§ **Written task**
Copy down all of the data underneath, exactly as shown.

[START Dataset records]

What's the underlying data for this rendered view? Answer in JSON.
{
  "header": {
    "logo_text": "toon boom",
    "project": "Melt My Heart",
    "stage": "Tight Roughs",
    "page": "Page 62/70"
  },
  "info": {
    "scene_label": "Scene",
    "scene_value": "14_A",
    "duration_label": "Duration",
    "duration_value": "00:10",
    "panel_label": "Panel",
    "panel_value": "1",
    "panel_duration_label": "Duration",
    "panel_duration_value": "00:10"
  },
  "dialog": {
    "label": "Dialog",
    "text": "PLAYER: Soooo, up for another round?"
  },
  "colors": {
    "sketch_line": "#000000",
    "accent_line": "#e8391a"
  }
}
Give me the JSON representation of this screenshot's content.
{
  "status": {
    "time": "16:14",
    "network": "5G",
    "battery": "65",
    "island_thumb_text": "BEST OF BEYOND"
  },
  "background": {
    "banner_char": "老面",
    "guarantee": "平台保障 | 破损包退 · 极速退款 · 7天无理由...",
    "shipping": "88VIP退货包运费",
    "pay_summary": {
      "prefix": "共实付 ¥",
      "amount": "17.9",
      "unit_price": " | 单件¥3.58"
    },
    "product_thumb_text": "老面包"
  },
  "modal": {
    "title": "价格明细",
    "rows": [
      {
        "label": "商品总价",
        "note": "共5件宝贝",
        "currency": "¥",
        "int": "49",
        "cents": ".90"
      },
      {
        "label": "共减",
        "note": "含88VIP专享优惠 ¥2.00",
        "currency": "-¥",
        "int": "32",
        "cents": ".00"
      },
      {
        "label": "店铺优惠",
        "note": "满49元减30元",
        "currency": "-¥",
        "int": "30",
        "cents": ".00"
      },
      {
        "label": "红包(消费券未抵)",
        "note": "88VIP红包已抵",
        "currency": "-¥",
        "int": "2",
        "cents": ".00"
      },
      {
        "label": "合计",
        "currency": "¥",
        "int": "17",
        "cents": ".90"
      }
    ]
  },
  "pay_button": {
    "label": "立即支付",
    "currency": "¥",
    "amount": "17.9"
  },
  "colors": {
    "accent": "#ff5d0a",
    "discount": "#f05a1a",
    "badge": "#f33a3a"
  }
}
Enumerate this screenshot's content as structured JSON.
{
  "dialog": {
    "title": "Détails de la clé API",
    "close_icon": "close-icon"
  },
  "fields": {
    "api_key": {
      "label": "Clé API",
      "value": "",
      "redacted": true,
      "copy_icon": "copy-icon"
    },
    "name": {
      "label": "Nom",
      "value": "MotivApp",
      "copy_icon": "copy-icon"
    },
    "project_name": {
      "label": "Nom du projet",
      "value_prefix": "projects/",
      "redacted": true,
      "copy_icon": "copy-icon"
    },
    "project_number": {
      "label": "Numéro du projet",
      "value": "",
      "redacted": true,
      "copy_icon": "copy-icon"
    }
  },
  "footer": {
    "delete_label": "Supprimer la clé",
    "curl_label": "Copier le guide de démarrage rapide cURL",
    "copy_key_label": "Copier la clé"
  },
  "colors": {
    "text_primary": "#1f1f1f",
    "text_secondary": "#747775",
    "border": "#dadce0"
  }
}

[END Dataset records]

§ **Output of the exercise**
What's the underlying data for this rendered view? Answer in JSON.
{
  "header": {
    "logo_text": "toon boom",
    "project": "Melt My Heart",
    "stage": "Tight Roughs",
    "page": "Page 62/70"
  },
  "info": {
    "scene_label": "Scene",
    "scene_value": "14_A",
    "duration_label": "Duration",
    "duration_value": "00:10",
    "panel_label": "Panel",
    "panel_value": "1",
    "panel_duration_label": "Duration",
    "panel_duration_value": "00:10"
  },
  "dialog": {
    "label": "Dialog",
    "text": "PLAYER: Soooo, up for another round?"
  },
  "colors": {
    "sketch_line": "#000000",
    "accent_line": "#e8391a"
  }
}
Give me the JSON representation of this screenshot's content.
{
  "status": {
    "time": "16:14",
    "network": "5G",
    "battery": "65",
    "island_thumb_text": "BEST OF BEYOND"
  },
  "background": {
    "banner_char": "老面",
    "guarantee": "平台保障 | 破损包退 · 极速退款 · 7天无理由...",
    "shipping": "88VIP退货包运费",
    "pay_summary": {
      "prefix": "共实付 ¥",
      "amount": "17.9",
      "unit_price": " | 单件¥3.58"
    },
    "product_thumb_text": "老面包"
  },
  "modal": {
    "title": "价格明细",
    "rows": [
      {
        "label": "商品总价",
        "note": "共5件宝贝",
        "currency": "¥",
        "int": "49",
        "cents": ".90"
      },
      {
        "label": "共减",
        "note": "含88VIP专享优惠 ¥2.00",
        "currency": "-¥",
        "int": "32",
        "cents": ".00"
      },
      {
        "label": "店铺优惠",
        "note": "满49元减30元",
        "currency": "-¥",
        "int": "30",
        "cents": ".00"
      },
      {
        "label": "红包(消费券未抵)",
        "note": "88VIP红包已抵",
        "currency": "-¥",
        "int": "2",
        "cents": ".00"
      },
      {
        "label": "合计",
        "currency": "¥",
        "int": "17",
        "cents": ".90"
      }
    ]
  },
  "pay_button": {
    "label": "立即支付",
    "currency": "¥",
    "amount": "17.9"
  },
  "colors": {
    "accent": "#ff5d0a",
    "discount": "#f05a1a",
    "badge": "#f33a3a"
  }
}
Enumerate this screenshot's content as structured JSON.
{
  "dialog": {
    "title": "Détails de la clé API",
    "close_icon": "close-icon"
  },
  "fields": {
    "api_key": {
      "label": "Clé API",
      "value": "",
      "redacted": true,
      "copy_icon": "copy-icon"
    },
    "name": {
      "label": "Nom",
      "value": "MotivApp",
      "copy_icon": "copy-icon"
    },
    "project_name": {
      "label": "Nom du projet",
      "value_prefix": "projects/",
      "redacted": true,
      "copy_icon": "copy-icon"
    },
    "project_number": {
      "label": "Numéro du projet",
      "value": "",
      "redacted": true,
      "copy_icon": "copy-icon"
    }
  },
  "footer": {
    "delete_label": "Supprimer la clé",
    "curl_label": "Copier le guide de démarrage rapide cURL",
    "copy_key_label": "Copier la clé"
  },
  "colors": {
    "text_primary": "#1f1f1f",
    "text_secondary": "#747775",
    "border": "#dadce0"
  }
}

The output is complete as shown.